* Written request:
Pictures are not part of the answer. Return the lines from the one containing "What text is on this page?" through the end of the data, both included, exactly as they appear.

* START Input data *

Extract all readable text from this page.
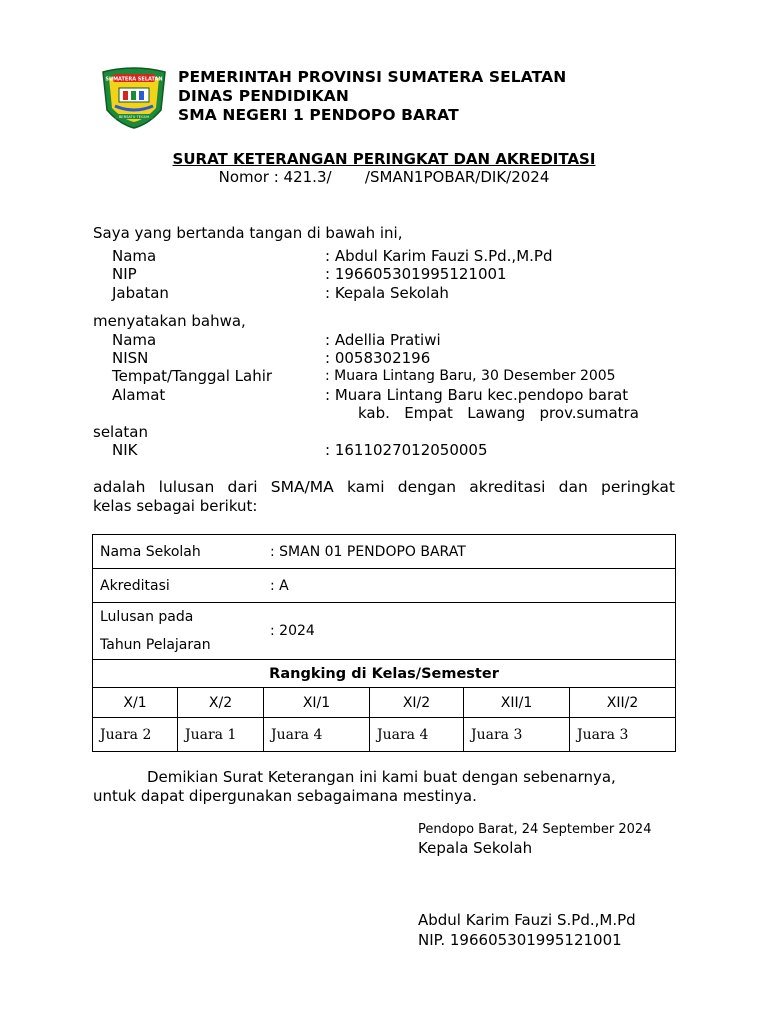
SUMATERA SELATAN
BERSATU TEGUH
PEMERINTAH PROVINSI SUMATERA SELATAN
DINAS PENDIDIKAN
SMA NEGERI 1 PENDOPO BARAT
SURAT KETERANGAN PERINGKAT DAN AKREDITASI
Nomor : 421.3/       /SMAN1POBAR/DIK/2024
Saya yang bertanda tangan di bawah ini,
Nama	: Abdul Karim Fauzi S.Pd.,M.Pd
NIP	: 196605301995121001
Jabatan	: Kepala Sekolah
menyatakan bahwa,
Nama	: Adellia Pratiwi
NISN	: 0058302196
Tempat/Tanggal Lahir	: Muara Lintang Baru, 30 Desember 2005
Alamat	: Muara Lintang Baru kec.pendopo barat
kab.   Empat   Lawang   prov.sumatra
selatan
NIK	: 1611027012050005
adalah lulusan dari SMA/MA kami dengan akreditasi dan peringkat
kelas sebagai berikut:
Nama Sekolah : SMAN 01 PENDOPO BARAT					
Akreditasi : A					

Lulusan pada
Tahun Pelajaran
: 2024					

Rangking di Kelas/Semester					
X/1	X/2	XI/1	XI/2	XII/1	XII/2
Juara 2	Juara 1	Juara 4	Juara 4	Juara 3	Juara 3
Demikian Surat Keterangan ini kami buat dengan sebenarnya,
untuk dapat dipergunakan sebagaimana mestinya.
Pendopo Barat, 24 September 2024
Kepala Sekolah
Abdul Karim Fauzi S.Pd.,M.Pd
NIP. 196605301995121001
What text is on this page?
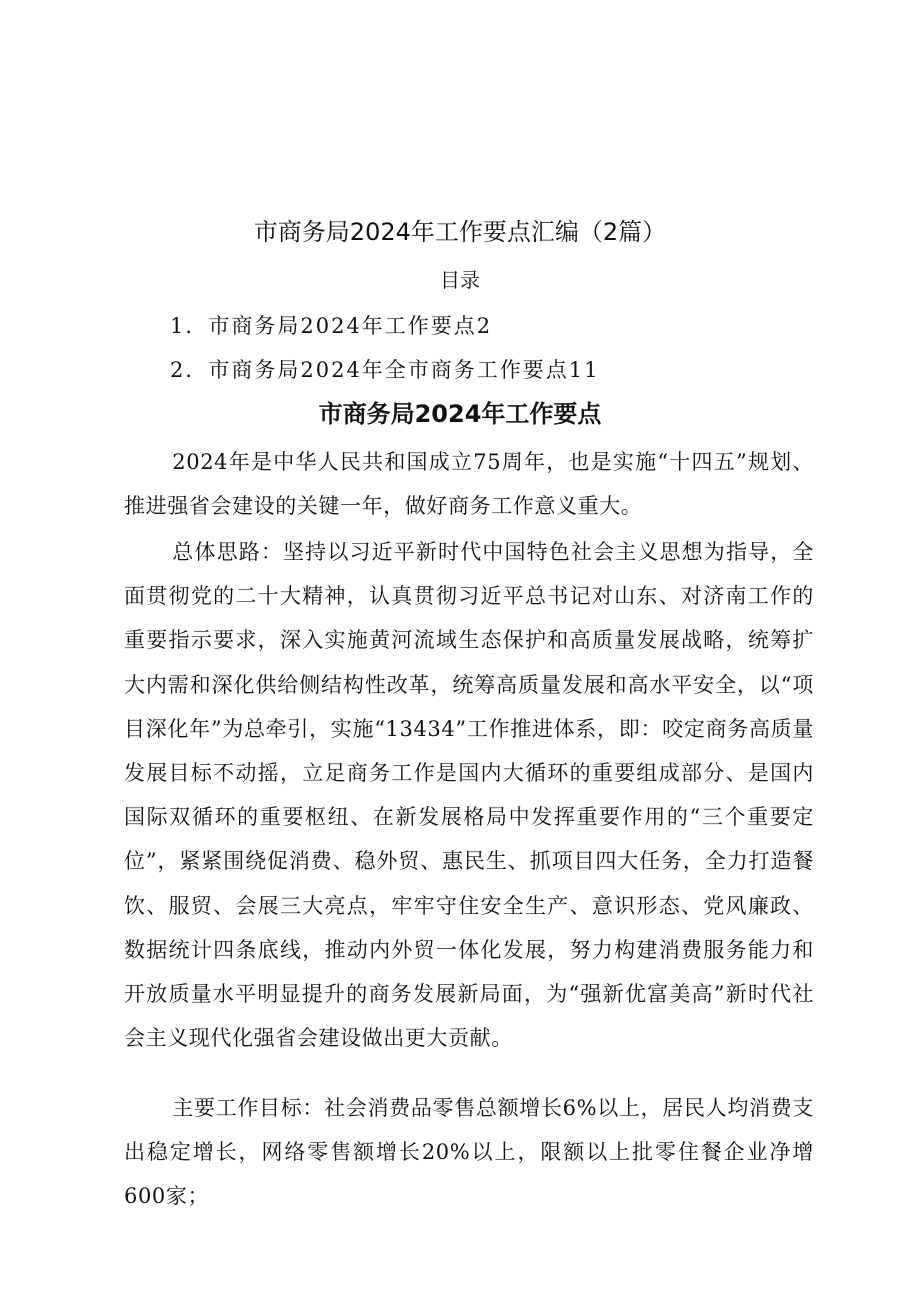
市商务局2024年工作要点汇编（2篇）
目录
1．市商务局2024年工作要点2
2．市商务局2024年全市商务工作要点11
市商务局2024年工作要点
2024年是中华人民共和国成立75周年，也是实施“十四五”规划、推进强省会建设的关键一年，做好商务工作意义重大。
总体思路：坚持以习近平新时代中国特色社会主义思想为指导，全面贯彻党的二十大精神，认真贯彻习近平总书记对山东、对济南工作的重要指示要求，深入实施黄河流域生态保护和高质量发展战略，统筹扩大内需和深化供给侧结构性改革，统筹高质量发展和高水平安全，以“项目深化年”为总牵引，实施“13434”工作推进体系，即：咬定商务高质量发展目标不动摇，立足商务工作是国内大循环的重要组成部分、是国内国际双循环的重要枢纽、在新发展格局中发挥重要作用的“三个重要定位”，紧紧围绕促消费、稳外贸、惠民生、抓项目四大任务，全力打造餐饮、服贸、会展三大亮点，牢牢守住安全生产、意识形态、党风廉政、数据统计四条底线，推动内外贸一体化发展，努力构建消费服务能力和开放质量水平明显提升的商务发展新局面，为“强新优富美高”新时代社会主义现代化强省会建设做出更大贡献。
主要工作目标：社会消费品零售总额增长6%以上，居民人均消费支出稳定增长，网络零售额增长20%以上，限额以上批零住餐企业净增600家；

* END Input data *

* Output:
What text is on this page?
市商务局2024年工作要点汇编（2篇）
目录
1．市商务局2024年工作要点2
2．市商务局2024年全市商务工作要点11
市商务局2024年工作要点
2024年是中华人民共和国成立75周年，也是实施“十四五”规划、推进强省会建设的关键一年，做好商务工作意义重大。
总体思路：坚持以习近平新时代中国特色社会主义思想为指导，全面贯彻党的二十大精神，认真贯彻习近平总书记对山东、对济南工作的重要指示要求，深入实施黄河流域生态保护和高质量发展战略，统筹扩大内需和深化供给侧结构性改革，统筹高质量发展和高水平安全，以“项目深化年”为总牵引，实施“13434”工作推进体系，即：咬定商务高质量发展目标不动摇，立足商务工作是国内大循环的重要组成部分、是国内国际双循环的重要枢纽、在新发展格局中发挥重要作用的“三个重要定位”，紧紧围绕促消费、稳外贸、惠民生、抓项目四大任务，全力打造餐饮、服贸、会展三大亮点，牢牢守住安全生产、意识形态、党风廉政、数据统计四条底线，推动内外贸一体化发展，努力构建消费服务能力和开放质量水平明显提升的商务发展新局面，为“强新优富美高”新时代社会主义现代化强省会建设做出更大贡献。
主要工作目标：社会消费品零售总额增长6%以上，居民人均消费支出稳定增长，网络零售额增长20%以上，限额以上批零住餐企业净增600家；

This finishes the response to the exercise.